### Direction:
Make a numbered list of the lines in the records, starting with the line that contains "- layout-dropdown[interactable]: Layout" and going on through the line that contains "- tool-settings-icon[interactable]: [156, 54, 164, 61]". Leave out any blank lines.

[Saved data entries]

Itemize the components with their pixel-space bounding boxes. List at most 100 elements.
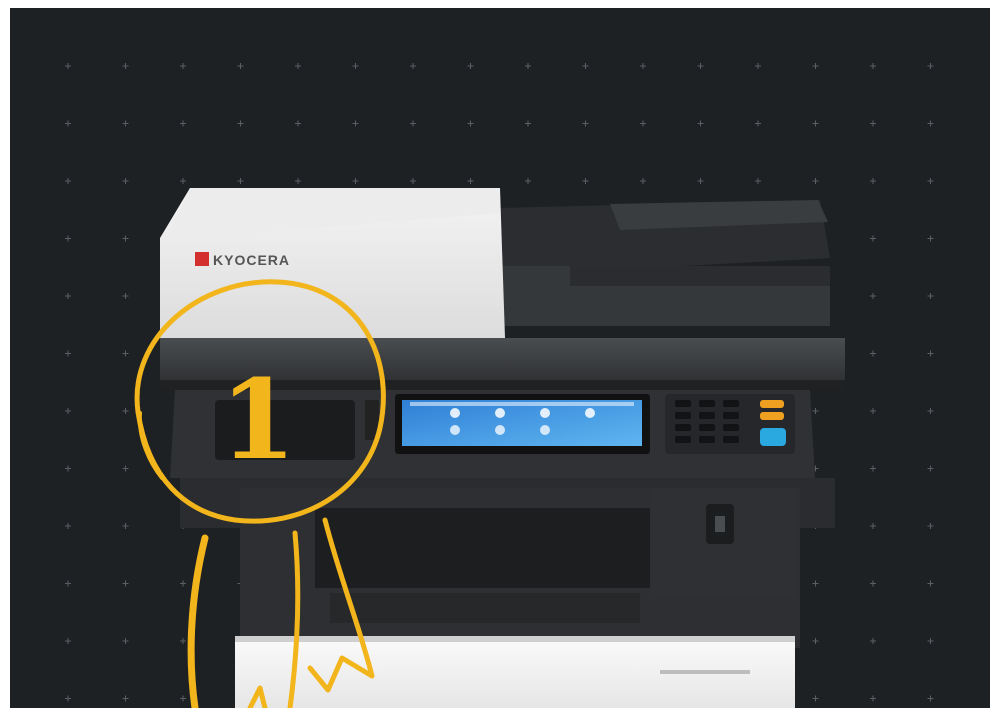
grid-plus-marker [870, 235, 876, 242]
output-slot [315, 508, 655, 588]
grid-plus-marker [870, 408, 876, 414]
grid-plus-marker [122, 408, 129, 414]
grid-plus-marker [295, 63, 301, 69]
grid-plus-marker [65, 523, 71, 529]
touchscreen[interactable] [402, 400, 642, 446]
grid-plus-marker [812, 63, 819, 69]
grid-plus-marker [122, 523, 129, 529]
grid-plus-marker [812, 695, 819, 702]
grid-plus-marker [927, 465, 934, 472]
grid-plus-marker [65, 465, 71, 472]
grid-plus-marker [870, 293, 876, 299]
grid-plus-marker [122, 580, 129, 587]
grid-plus-marker [352, 178, 359, 184]
grid-plus-marker [812, 638, 819, 644]
keypad-key[interactable] [723, 424, 739, 431]
keypad-key[interactable] [723, 412, 739, 419]
start-button[interactable] [760, 428, 786, 446]
grid-plus-marker [65, 638, 71, 644]
grid-plus-marker [812, 178, 819, 184]
keypad-key[interactable] [675, 400, 691, 407]
grid-plus-marker [582, 63, 589, 69]
grid-plus-marker [295, 120, 301, 127]
grid-plus-marker [525, 63, 531, 69]
grid-plus-marker [582, 178, 589, 184]
grid-plus-marker [755, 63, 761, 69]
grid-plus-marker [65, 178, 71, 184]
grid-plus-marker [180, 695, 186, 702]
grid-plus-marker [697, 120, 704, 127]
photo-canvas: KYOCERA 1 [10, 8, 990, 708]
grid-plus-marker [65, 350, 71, 357]
grid-plus-marker [352, 120, 359, 127]
grid-plus-marker [122, 695, 129, 702]
grid-plus-marker [812, 120, 819, 127]
grid-plus-marker [352, 63, 359, 69]
grid-plus-marker [410, 63, 416, 69]
grid-plus-marker [927, 408, 934, 414]
keypad-key[interactable] [675, 424, 691, 431]
grid-plus-marker [65, 63, 71, 69]
grid-plus-marker [870, 120, 876, 127]
grid-plus-marker [640, 178, 646, 184]
grid-plus-marker [870, 63, 876, 69]
grid-plus-marker [180, 63, 186, 69]
keypad-key[interactable] [723, 400, 739, 407]
grid-plus-marker [870, 638, 876, 644]
grid-plus-marker [65, 408, 71, 414]
stop-button[interactable] [760, 400, 784, 408]
grid-plus-marker [122, 350, 129, 357]
keypad-key[interactable] [675, 412, 691, 419]
grid-plus-marker [927, 178, 934, 184]
grid-plus-marker [237, 120, 244, 127]
grid-plus-marker [927, 638, 934, 644]
keypad-key[interactable] [699, 400, 715, 407]
grid-plus-marker [122, 638, 129, 644]
grid-plus-marker [525, 120, 531, 127]
grid-plus-marker [870, 350, 876, 357]
keypad-key[interactable] [699, 412, 715, 419]
grid-plus-marker [870, 178, 876, 184]
keypad-key[interactable] [699, 436, 715, 443]
grid-plus-marker [410, 178, 416, 184]
grid-plus-marker [295, 178, 301, 184]
grid-plus-marker [467, 63, 474, 69]
grid-plus-marker [812, 580, 819, 587]
grid-plus-marker [122, 63, 129, 69]
grid-plus-marker [410, 120, 416, 127]
grid-plus-marker [237, 178, 244, 184]
grid-plus-marker [180, 580, 186, 587]
grid-plus-marker [65, 695, 71, 702]
keypad-key[interactable] [675, 436, 691, 443]
grid-plus-marker [65, 293, 71, 299]
printer-illustration: KYOCERA 1 [65, 63, 934, 708]
grid-plus-marker [180, 638, 186, 644]
grid-plus-marker [927, 523, 934, 529]
reset-button[interactable] [760, 412, 784, 420]
grid-plus-marker [467, 178, 474, 184]
grid-plus-marker [582, 120, 589, 127]
callout-number: 1 [220, 355, 297, 484]
kyocera-logo-mark [195, 252, 209, 266]
grid-plus-marker [122, 178, 129, 184]
grid-plus-marker [65, 580, 71, 587]
keypad-key[interactable] [723, 436, 739, 443]
grid-plus-marker [870, 465, 876, 472]
grid-plus-marker [180, 120, 186, 127]
brand-label: KYOCERA [213, 252, 290, 268]
grid-plus-marker [927, 63, 934, 69]
grid-plus-marker [697, 63, 704, 69]
grid-plus-marker [870, 695, 876, 702]
grid-plus-marker [927, 235, 934, 242]
grid-plus-marker [640, 120, 646, 127]
grid-plus-marker [122, 120, 129, 127]
grid-plus-marker [755, 178, 761, 184]
grid-plus-marker [870, 580, 876, 587]
grid-plus-marker [237, 63, 244, 69]
keypad-key[interactable] [699, 424, 715, 431]
grid-plus-marker [870, 523, 876, 529]
grid-plus-marker [927, 293, 934, 299]
grid-plus-marker [180, 178, 186, 184]
grid-plus-marker [927, 580, 934, 587]
grid-plus-marker [640, 63, 646, 69]
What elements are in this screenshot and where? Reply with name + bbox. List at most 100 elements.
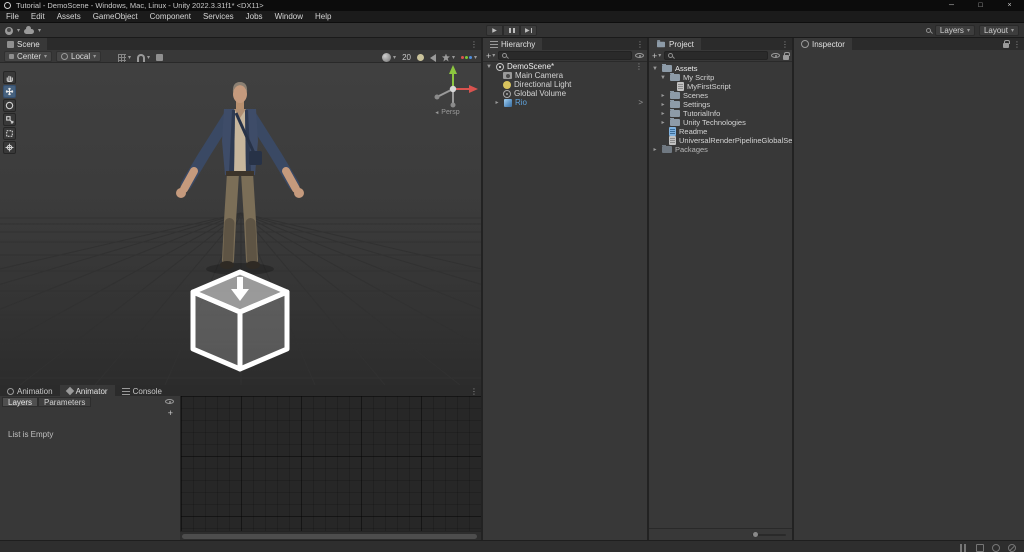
- layout-dropdown[interactable]: Layout ▾: [978, 25, 1019, 36]
- account-dropdown-icon[interactable]: ▾: [17, 27, 20, 34]
- hierarchy-row-rio[interactable]: ▸ Rio >: [483, 98, 647, 107]
- grid-visibility-icon[interactable]: ▾: [118, 53, 131, 62]
- project-row-tutorialinfo[interactable]: ▸ TutorialInfo: [649, 109, 792, 118]
- scene-panel-menu-icon[interactable]: ⋮: [470, 38, 478, 50]
- menu-window[interactable]: Window: [269, 11, 309, 23]
- foldout-closed-icon[interactable]: ▸: [659, 101, 667, 108]
- orientation-gizmo[interactable]: [434, 65, 479, 108]
- hidden-packages-icon[interactable]: [771, 53, 780, 58]
- menu-jobs[interactable]: Jobs: [240, 11, 269, 23]
- foldout-closed-icon[interactable]: ▸: [651, 146, 659, 153]
- animator-horizontal-scrollbar[interactable]: [180, 531, 481, 540]
- transform-tool-button[interactable]: [3, 141, 16, 154]
- minimize-button[interactable]: ─: [937, 0, 966, 11]
- pause-button[interactable]: [503, 25, 520, 36]
- asset-zoom-slider[interactable]: [752, 532, 786, 537]
- parameters-tab-button[interactable]: Parameters: [38, 397, 92, 407]
- scene-options-icon[interactable]: ⋮: [635, 62, 643, 71]
- hierarchy-search-input[interactable]: [498, 51, 632, 60]
- hierarchy-row-directional-light[interactable]: Directional Light: [483, 80, 647, 89]
- tool-settings-icon[interactable]: [156, 54, 164, 61]
- hierarchy-row-main-camera[interactable]: Main Camera: [483, 71, 647, 80]
- play-button[interactable]: ▶: [486, 25, 503, 36]
- menu-gameobject[interactable]: GameObject: [87, 11, 144, 23]
- tab-project[interactable]: Project: [649, 38, 701, 50]
- hierarchy-row-scene[interactable]: ▼ DemoScene* ⋮: [483, 62, 647, 71]
- prefab-open-arrow-icon[interactable]: >: [638, 98, 643, 107]
- snap-magnet-icon[interactable]: ▾: [137, 53, 150, 62]
- foldout-open-icon[interactable]: ▼: [485, 64, 493, 70]
- cloud-services-icon[interactable]: [24, 26, 35, 34]
- cloud-dropdown-icon[interactable]: ▾: [38, 27, 41, 34]
- tab-scene[interactable]: Scene: [0, 38, 47, 50]
- foldout-closed-icon[interactable]: ▸: [659, 110, 667, 117]
- project-create-button[interactable]: + ▾: [652, 51, 661, 61]
- scrollbar-thumb[interactable]: [182, 533, 477, 539]
- axis-x-cone[interactable]: [469, 85, 478, 93]
- project-row-assets[interactable]: ▼ Assets: [649, 64, 792, 73]
- scene-visibility-icon[interactable]: [635, 53, 644, 58]
- pivot-mode-dropdown[interactable]: Center ▾: [4, 51, 53, 62]
- project-panel-menu-icon[interactable]: ⋮: [781, 38, 789, 50]
- hierarchy-row-global-volume[interactable]: Global Volume: [483, 89, 647, 98]
- scene-viewport[interactable]: ◄ Persp: [0, 63, 481, 385]
- foldout-closed-icon[interactable]: ▸: [493, 99, 501, 106]
- foldout-closed-icon[interactable]: ▸: [659, 119, 667, 126]
- animator-graph-area[interactable]: [180, 396, 481, 531]
- menu-services[interactable]: Services: [197, 11, 240, 23]
- scale-tool-button[interactable]: [3, 113, 16, 126]
- project-row-myfirstscript[interactable]: MyFirstScript: [649, 82, 792, 91]
- status-bar-icon[interactable]: [976, 543, 984, 552]
- rotate-tool-button[interactable]: [3, 99, 16, 112]
- menu-component[interactable]: Component: [144, 11, 197, 23]
- rect-tool-button[interactable]: [3, 127, 16, 140]
- menu-help[interactable]: Help: [309, 11, 337, 23]
- slider-thumb[interactable]: [753, 532, 758, 537]
- project-search-input[interactable]: [664, 51, 768, 60]
- status-bar-icon[interactable]: [1008, 543, 1016, 552]
- layer-visibility-eye-icon[interactable]: [165, 399, 174, 404]
- gizmos-dropdown[interactable]: ▾: [460, 54, 477, 61]
- menu-assets[interactable]: Assets: [51, 11, 87, 23]
- menu-file[interactable]: File: [0, 11, 25, 23]
- hierarchy-panel-menu-icon[interactable]: ⋮: [636, 38, 644, 50]
- projection-label[interactable]: ◄ Persp: [417, 109, 477, 116]
- step-button[interactable]: ▶: [520, 25, 537, 36]
- menu-edit[interactable]: Edit: [25, 11, 51, 23]
- layers-tab-button[interactable]: Layers: [2, 397, 39, 407]
- foldout-closed-icon[interactable]: ▸: [659, 92, 667, 99]
- close-button[interactable]: ×: [995, 0, 1024, 11]
- cube-gizmo[interactable]: [190, 269, 290, 372]
- add-layer-button[interactable]: +: [168, 408, 173, 418]
- hierarchy-create-button[interactable]: + ▾: [486, 51, 495, 61]
- project-row-readme[interactable]: Readme: [649, 127, 792, 136]
- layers-dropdown[interactable]: Layers ▾: [934, 25, 975, 36]
- foldout-open-icon[interactable]: ▼: [651, 66, 659, 72]
- project-row-unity-technologies[interactable]: ▸ Unity Technologies: [649, 118, 792, 127]
- tab-hierarchy[interactable]: Hierarchy: [483, 38, 543, 50]
- project-row-my-scritp[interactable]: ▼ My Scritp: [649, 73, 792, 82]
- tab-inspector[interactable]: Inspector: [794, 38, 852, 50]
- effects-dropdown[interactable]: ▾: [441, 53, 455, 62]
- foldout-open-icon[interactable]: ▼: [659, 75, 667, 81]
- project-row-settings[interactable]: ▸ Settings: [649, 100, 792, 109]
- account-icon[interactable]: [5, 26, 13, 35]
- project-row-scenes[interactable]: ▸ Scenes: [649, 91, 792, 100]
- search-icon[interactable]: [925, 28, 931, 33]
- character-model[interactable]: [176, 82, 304, 275]
- axis-y-cone[interactable]: [449, 65, 457, 74]
- status-bar-icon[interactable]: [960, 543, 968, 552]
- inspector-panel-menu-icon[interactable]: ⋮: [1013, 40, 1021, 49]
- project-row-packages[interactable]: ▸ Packages: [649, 145, 792, 154]
- scene-lighting-icon[interactable]: [416, 54, 424, 61]
- maximize-button[interactable]: □: [966, 0, 995, 11]
- move-tool-button[interactable]: [3, 85, 16, 98]
- project-row-urp-global-settings[interactable]: UniversalRenderPipelineGlobalSettings: [649, 136, 792, 145]
- status-bar-icon[interactable]: [992, 543, 1000, 552]
- inspector-lock-icon[interactable]: [1003, 40, 1010, 48]
- lock-icon[interactable]: [783, 51, 790, 60]
- scene-audio-icon[interactable]: [429, 53, 436, 62]
- view-tool-button[interactable]: [3, 71, 16, 84]
- draw-mode-dropdown[interactable]: ▾: [382, 53, 396, 62]
- handle-rotation-dropdown[interactable]: Local ▾: [56, 51, 102, 62]
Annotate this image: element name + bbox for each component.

### Exercise answer:
1. - layout-dropdown[interactable]: Layout ▾: [978, 25, 1019, 36]
2. - account-dropdown-icon[interactable]: ▾: [17, 27, 20, 34]
3. - hierarchy-row-rio[interactable]: ▸ Rio >: [483, 98, 647, 107]
4. - grid-visibility-icon[interactable]: ▾: [118, 53, 131, 62]
5. - project-row-tutorialinfo[interactable]: ▸ TutorialInfo: [649, 109, 792, 118]
6. - scene-panel-menu-icon[interactable]: ⋮: [470, 38, 478, 50]
7. - menu-window[interactable]: Window: [269, 11, 309, 23]
8. - foldout-closed-icon[interactable]: ▸: [659, 101, 667, 108]
9. - orientation-gizmo[interactable]: [434, 65, 479, 108]
10. - hidden-packages-icon[interactable]: [771, 53, 780, 58]
11. - menu-jobs[interactable]: Jobs: [240, 11, 269, 23]
12. - foldout-closed-icon[interactable]: ▸: [651, 146, 659, 153]
13. - animator-horizontal-scrollbar[interactable]: [180, 531, 481, 540]
14. - transform-tool-button[interactable]: [3, 141, 16, 154]
15. - minimize-button[interactable]: ─: [937, 0, 966, 11]
16. - pause-button[interactable]: [503, 25, 520, 36]
17. - asset-zoom-slider[interactable]: [752, 532, 786, 537]
18. - parameters-tab-button[interactable]: Parameters: [38, 397, 92, 407]
19. - scene-options-icon[interactable]: ⋮: [635, 62, 643, 71]
20. - hierarchy-search-input[interactable]: [498, 51, 632, 60]
21. - hierarchy-row-directional-light[interactable]: Directional Light: [483, 80, 647, 89]
22. - tool-settings-icon[interactable]: [156, 54, 164, 61]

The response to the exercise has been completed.